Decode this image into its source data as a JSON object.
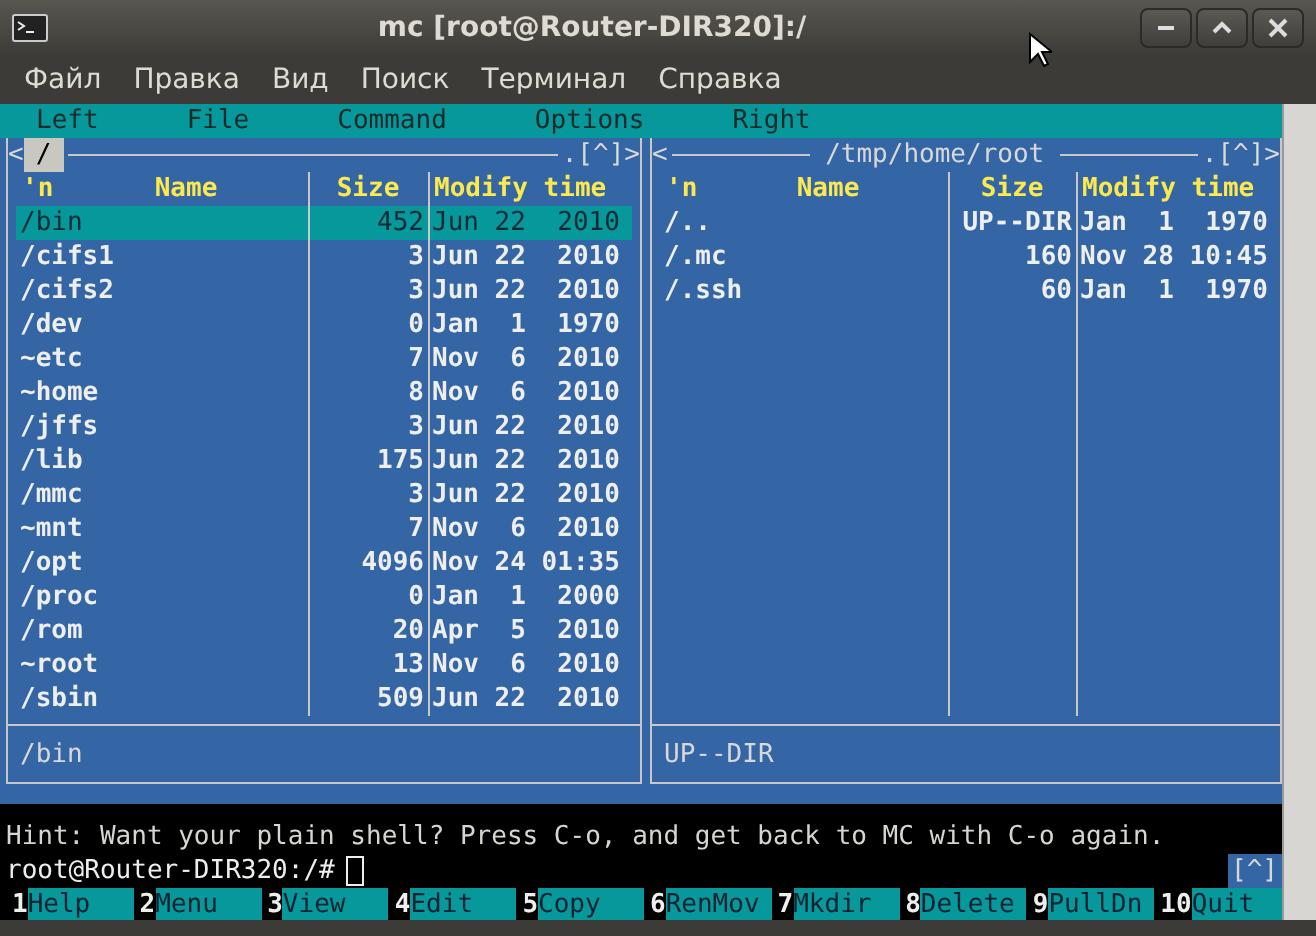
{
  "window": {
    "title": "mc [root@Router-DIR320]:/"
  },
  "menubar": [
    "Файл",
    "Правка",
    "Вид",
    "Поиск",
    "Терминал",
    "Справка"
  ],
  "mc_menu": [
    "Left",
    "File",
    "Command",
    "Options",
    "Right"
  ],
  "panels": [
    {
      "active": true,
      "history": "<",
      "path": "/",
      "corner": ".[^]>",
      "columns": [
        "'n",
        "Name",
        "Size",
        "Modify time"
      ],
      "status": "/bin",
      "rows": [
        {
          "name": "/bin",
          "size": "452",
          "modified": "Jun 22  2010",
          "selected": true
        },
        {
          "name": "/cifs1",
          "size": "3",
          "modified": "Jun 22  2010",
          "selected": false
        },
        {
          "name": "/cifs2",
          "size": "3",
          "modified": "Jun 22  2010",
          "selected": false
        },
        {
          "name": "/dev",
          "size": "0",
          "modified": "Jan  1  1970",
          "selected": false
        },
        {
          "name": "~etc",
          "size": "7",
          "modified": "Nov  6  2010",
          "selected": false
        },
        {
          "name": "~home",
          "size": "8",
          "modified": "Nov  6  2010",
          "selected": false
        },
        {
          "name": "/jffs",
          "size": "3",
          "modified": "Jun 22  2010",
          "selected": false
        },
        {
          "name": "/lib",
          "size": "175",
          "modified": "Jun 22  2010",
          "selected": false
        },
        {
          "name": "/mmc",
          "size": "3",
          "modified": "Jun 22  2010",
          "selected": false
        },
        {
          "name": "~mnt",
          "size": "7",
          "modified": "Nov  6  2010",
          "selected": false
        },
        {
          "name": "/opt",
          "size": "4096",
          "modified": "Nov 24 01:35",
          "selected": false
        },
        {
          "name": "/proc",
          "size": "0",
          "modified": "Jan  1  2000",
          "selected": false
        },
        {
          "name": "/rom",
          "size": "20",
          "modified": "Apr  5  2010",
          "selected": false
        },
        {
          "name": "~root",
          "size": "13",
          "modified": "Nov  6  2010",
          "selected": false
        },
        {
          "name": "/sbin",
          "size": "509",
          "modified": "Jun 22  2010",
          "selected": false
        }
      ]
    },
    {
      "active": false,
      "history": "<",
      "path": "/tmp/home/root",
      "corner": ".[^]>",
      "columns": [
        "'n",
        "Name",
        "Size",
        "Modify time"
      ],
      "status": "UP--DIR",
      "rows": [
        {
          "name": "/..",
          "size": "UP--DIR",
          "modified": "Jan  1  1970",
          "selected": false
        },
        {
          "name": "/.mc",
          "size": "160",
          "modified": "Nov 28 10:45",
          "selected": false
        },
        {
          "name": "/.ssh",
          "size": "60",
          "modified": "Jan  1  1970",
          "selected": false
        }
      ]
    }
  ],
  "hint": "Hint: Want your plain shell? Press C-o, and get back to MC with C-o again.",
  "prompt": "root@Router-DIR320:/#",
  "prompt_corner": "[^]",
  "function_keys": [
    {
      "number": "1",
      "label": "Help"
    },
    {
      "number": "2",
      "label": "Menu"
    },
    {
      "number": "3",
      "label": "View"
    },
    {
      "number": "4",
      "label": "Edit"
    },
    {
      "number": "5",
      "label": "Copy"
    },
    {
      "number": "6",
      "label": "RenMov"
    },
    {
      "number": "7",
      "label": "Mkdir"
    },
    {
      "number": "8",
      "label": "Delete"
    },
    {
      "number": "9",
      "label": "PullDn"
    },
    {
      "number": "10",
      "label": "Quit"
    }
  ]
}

========

● Set problem
Return each line exactly as written. Any picture gets left out.

● Task answer
Decode this image into its source data as a JSON object.
{
  "window": {
    "title": "mc [root@Router-DIR320]:/"
  },
  "menubar": [
    "Файл",
    "Правка",
    "Вид",
    "Поиск",
    "Терминал",
    "Справка"
  ],
  "mc_menu": [
    "Left",
    "File",
    "Command",
    "Options",
    "Right"
  ],
  "panels": [
    {
      "active": true,
      "history": "<",
      "path": "/",
      "corner": ".[^]>",
      "columns": [
        "'n",
        "Name",
        "Size",
        "Modify time"
      ],
      "status": "/bin",
      "rows": [
        {
          "name": "/bin",
          "size": "452",
          "modified": "Jun 22  2010",
          "selected": true
        },
        {
          "name": "/cifs1",
          "size": "3",
          "modified": "Jun 22  2010",
          "selected": false
        },
        {
          "name": "/cifs2",
          "size": "3",
          "modified": "Jun 22  2010",
          "selected": false
        },
        {
          "name": "/dev",
          "size": "0",
          "modified": "Jan  1  1970",
          "selected": false
        },
        {
          "name": "~etc",
          "size": "7",
          "modified": "Nov  6  2010",
          "selected": false
        },
        {
          "name": "~home",
          "size": "8",
          "modified": "Nov  6  2010",
          "selected": false
        },
        {
          "name": "/jffs",
          "size": "3",
          "modified": "Jun 22  2010",
          "selected": false
        },
        {
          "name": "/lib",
          "size": "175",
          "modified": "Jun 22  2010",
          "selected": false
        },
        {
          "name": "/mmc",
          "size": "3",
          "modified": "Jun 22  2010",
          "selected": false
        },
        {
          "name": "~mnt",
          "size": "7",
          "modified": "Nov  6  2010",
          "selected": false
        },
        {
          "name": "/opt",
          "size": "4096",
          "modified": "Nov 24 01:35",
          "selected": false
        },
        {
          "name": "/proc",
          "size": "0",
          "modified": "Jan  1  2000",
          "selected": false
        },
        {
          "name": "/rom",
          "size": "20",
          "modified": "Apr  5  2010",
          "selected": false
        },
        {
          "name": "~root",
          "size": "13",
          "modified": "Nov  6  2010",
          "selected": false
        },
        {
          "name": "/sbin",
          "size": "509",
          "modified": "Jun 22  2010",
          "selected": false
        }
      ]
    },
    {
      "active": false,
      "history": "<",
      "path": "/tmp/home/root",
      "corner": ".[^]>",
      "columns": [
        "'n",
        "Name",
        "Size",
        "Modify time"
      ],
      "status": "UP--DIR",
      "rows": [
        {
          "name": "/..",
          "size": "UP--DIR",
          "modified": "Jan  1  1970",
          "selected": false
        },
        {
          "name": "/.mc",
          "size": "160",
          "modified": "Nov 28 10:45",
          "selected": false
        },
        {
          "name": "/.ssh",
          "size": "60",
          "modified": "Jan  1  1970",
          "selected": false
        }
      ]
    }
  ],
  "hint": "Hint: Want your plain shell? Press C-o, and get back to MC with C-o again.",
  "prompt": "root@Router-DIR320:/#",
  "prompt_corner": "[^]",
  "function_keys": [
    {
      "number": "1",
      "label": "Help"
    },
    {
      "number": "2",
      "label": "Menu"
    },
    {
      "number": "3",
      "label": "View"
    },
    {
      "number": "4",
      "label": "Edit"
    },
    {
      "number": "5",
      "label": "Copy"
    },
    {
      "number": "6",
      "label": "RenMov"
    },
    {
      "number": "7",
      "label": "Mkdir"
    },
    {
      "number": "8",
      "label": "Delete"
    },
    {
      "number": "9",
      "label": "PullDn"
    },
    {
      "number": "10",
      "label": "Quit"
    }
  ]
}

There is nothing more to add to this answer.